---------- Records ----------

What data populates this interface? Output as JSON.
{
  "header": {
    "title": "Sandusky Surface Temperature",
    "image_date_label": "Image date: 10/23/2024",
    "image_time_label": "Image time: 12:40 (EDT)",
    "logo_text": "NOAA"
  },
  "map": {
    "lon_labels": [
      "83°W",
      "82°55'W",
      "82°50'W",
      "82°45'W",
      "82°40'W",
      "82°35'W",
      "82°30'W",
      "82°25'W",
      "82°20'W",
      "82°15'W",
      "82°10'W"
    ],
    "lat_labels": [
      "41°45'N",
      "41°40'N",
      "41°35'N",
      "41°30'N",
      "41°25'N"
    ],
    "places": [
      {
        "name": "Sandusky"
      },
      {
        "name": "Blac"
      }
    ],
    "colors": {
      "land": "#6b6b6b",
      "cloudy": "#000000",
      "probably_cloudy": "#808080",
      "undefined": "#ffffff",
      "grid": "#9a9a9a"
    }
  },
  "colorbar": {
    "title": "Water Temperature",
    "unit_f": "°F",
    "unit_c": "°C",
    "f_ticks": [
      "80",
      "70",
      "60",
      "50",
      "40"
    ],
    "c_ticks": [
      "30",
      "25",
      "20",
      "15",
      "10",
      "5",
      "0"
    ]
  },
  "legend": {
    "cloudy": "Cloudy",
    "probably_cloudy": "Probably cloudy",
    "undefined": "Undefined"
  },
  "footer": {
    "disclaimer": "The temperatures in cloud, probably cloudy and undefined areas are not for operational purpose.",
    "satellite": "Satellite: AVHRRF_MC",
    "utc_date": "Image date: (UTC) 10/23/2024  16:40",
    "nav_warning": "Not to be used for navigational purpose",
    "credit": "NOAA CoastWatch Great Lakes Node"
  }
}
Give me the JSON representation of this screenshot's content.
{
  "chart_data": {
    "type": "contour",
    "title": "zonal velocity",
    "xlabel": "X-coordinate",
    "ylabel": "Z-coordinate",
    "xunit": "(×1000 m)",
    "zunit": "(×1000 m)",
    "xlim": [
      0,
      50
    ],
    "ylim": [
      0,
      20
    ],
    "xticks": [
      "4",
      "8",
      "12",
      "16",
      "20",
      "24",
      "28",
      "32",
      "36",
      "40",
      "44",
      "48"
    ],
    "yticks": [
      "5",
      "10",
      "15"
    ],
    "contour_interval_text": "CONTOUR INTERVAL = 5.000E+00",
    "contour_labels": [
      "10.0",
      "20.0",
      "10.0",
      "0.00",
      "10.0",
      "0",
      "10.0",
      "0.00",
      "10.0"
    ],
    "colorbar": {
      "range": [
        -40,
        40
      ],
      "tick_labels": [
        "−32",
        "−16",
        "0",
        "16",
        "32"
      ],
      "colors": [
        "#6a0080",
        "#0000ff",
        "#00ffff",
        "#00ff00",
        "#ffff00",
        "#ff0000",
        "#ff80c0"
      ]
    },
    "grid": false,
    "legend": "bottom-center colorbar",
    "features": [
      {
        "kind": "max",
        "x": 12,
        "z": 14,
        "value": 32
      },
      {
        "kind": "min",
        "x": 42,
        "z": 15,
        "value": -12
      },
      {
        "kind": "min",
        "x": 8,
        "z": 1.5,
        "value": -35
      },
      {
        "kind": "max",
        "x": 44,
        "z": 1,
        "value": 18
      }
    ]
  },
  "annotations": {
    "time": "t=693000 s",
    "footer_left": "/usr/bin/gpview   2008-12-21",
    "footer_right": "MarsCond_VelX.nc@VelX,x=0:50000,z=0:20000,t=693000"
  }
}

----------

Copy out all of the lines above exactly.

What data populates this interface? Output as JSON.
{
  "header": {
    "title": "Sandusky Surface Temperature",
    "image_date_label": "Image date: 10/23/2024",
    "image_time_label": "Image time: 12:40 (EDT)",
    "logo_text": "NOAA"
  },
  "map": {
    "lon_labels": [
      "83°W",
      "82°55'W",
      "82°50'W",
      "82°45'W",
      "82°40'W",
      "82°35'W",
      "82°30'W",
      "82°25'W",
      "82°20'W",
      "82°15'W",
      "82°10'W"
    ],
    "lat_labels": [
      "41°45'N",
      "41°40'N",
      "41°35'N",
      "41°30'N",
      "41°25'N"
    ],
    "places": [
      {
        "name": "Sandusky"
      },
      {
        "name": "Blac"
      }
    ],
    "colors": {
      "land": "#6b6b6b",
      "cloudy": "#000000",
      "probably_cloudy": "#808080",
      "undefined": "#ffffff",
      "grid": "#9a9a9a"
    }
  },
  "colorbar": {
    "title": "Water Temperature",
    "unit_f": "°F",
    "unit_c": "°C",
    "f_ticks": [
      "80",
      "70",
      "60",
      "50",
      "40"
    ],
    "c_ticks": [
      "30",
      "25",
      "20",
      "15",
      "10",
      "5",
      "0"
    ]
  },
  "legend": {
    "cloudy": "Cloudy",
    "probably_cloudy": "Probably cloudy",
    "undefined": "Undefined"
  },
  "footer": {
    "disclaimer": "The temperatures in cloud, probably cloudy and undefined areas are not for operational purpose.",
    "satellite": "Satellite: AVHRRF_MC",
    "utc_date": "Image date: (UTC) 10/23/2024  16:40",
    "nav_warning": "Not to be used for navigational purpose",
    "credit": "NOAA CoastWatch Great Lakes Node"
  }
}
Give me the JSON representation of this screenshot's content.
{
  "chart_data": {
    "type": "contour",
    "title": "zonal velocity",
    "xlabel": "X-coordinate",
    "ylabel": "Z-coordinate",
    "xunit": "(×1000 m)",
    "zunit": "(×1000 m)",
    "xlim": [
      0,
      50
    ],
    "ylim": [
      0,
      20
    ],
    "xticks": [
      "4",
      "8",
      "12",
      "16",
      "20",
      "24",
      "28",
      "32",
      "36",
      "40",
      "44",
      "48"
    ],
    "yticks": [
      "5",
      "10",
      "15"
    ],
    "contour_interval_text": "CONTOUR INTERVAL = 5.000E+00",
    "contour_labels": [
      "10.0",
      "20.0",
      "10.0",
      "0.00",
      "10.0",
      "0",
      "10.0",
      "0.00",
      "10.0"
    ],
    "colorbar": {
      "range": [
        -40,
        40
      ],
      "tick_labels": [
        "−32",
        "−16",
        "0",
        "16",
        "32"
      ],
      "colors": [
        "#6a0080",
        "#0000ff",
        "#00ffff",
        "#00ff00",
        "#ffff00",
        "#ff0000",
        "#ff80c0"
      ]
    },
    "grid": false,
    "legend": "bottom-center colorbar",
    "features": [
      {
        "kind": "max",
        "x": 12,
        "z": 14,
        "value": 32
      },
      {
        "kind": "min",
        "x": 42,
        "z": 15,
        "value": -12
      },
      {
        "kind": "min",
        "x": 8,
        "z": 1.5,
        "value": -35
      },
      {
        "kind": "max",
        "x": 44,
        "z": 1,
        "value": 18
      }
    ]
  },
  "annotations": {
    "time": "t=693000 s",
    "footer_left": "/usr/bin/gpview   2008-12-21",
    "footer_right": "MarsCond_VelX.nc@VelX,x=0:50000,z=0:20000,t=693000"
  }
}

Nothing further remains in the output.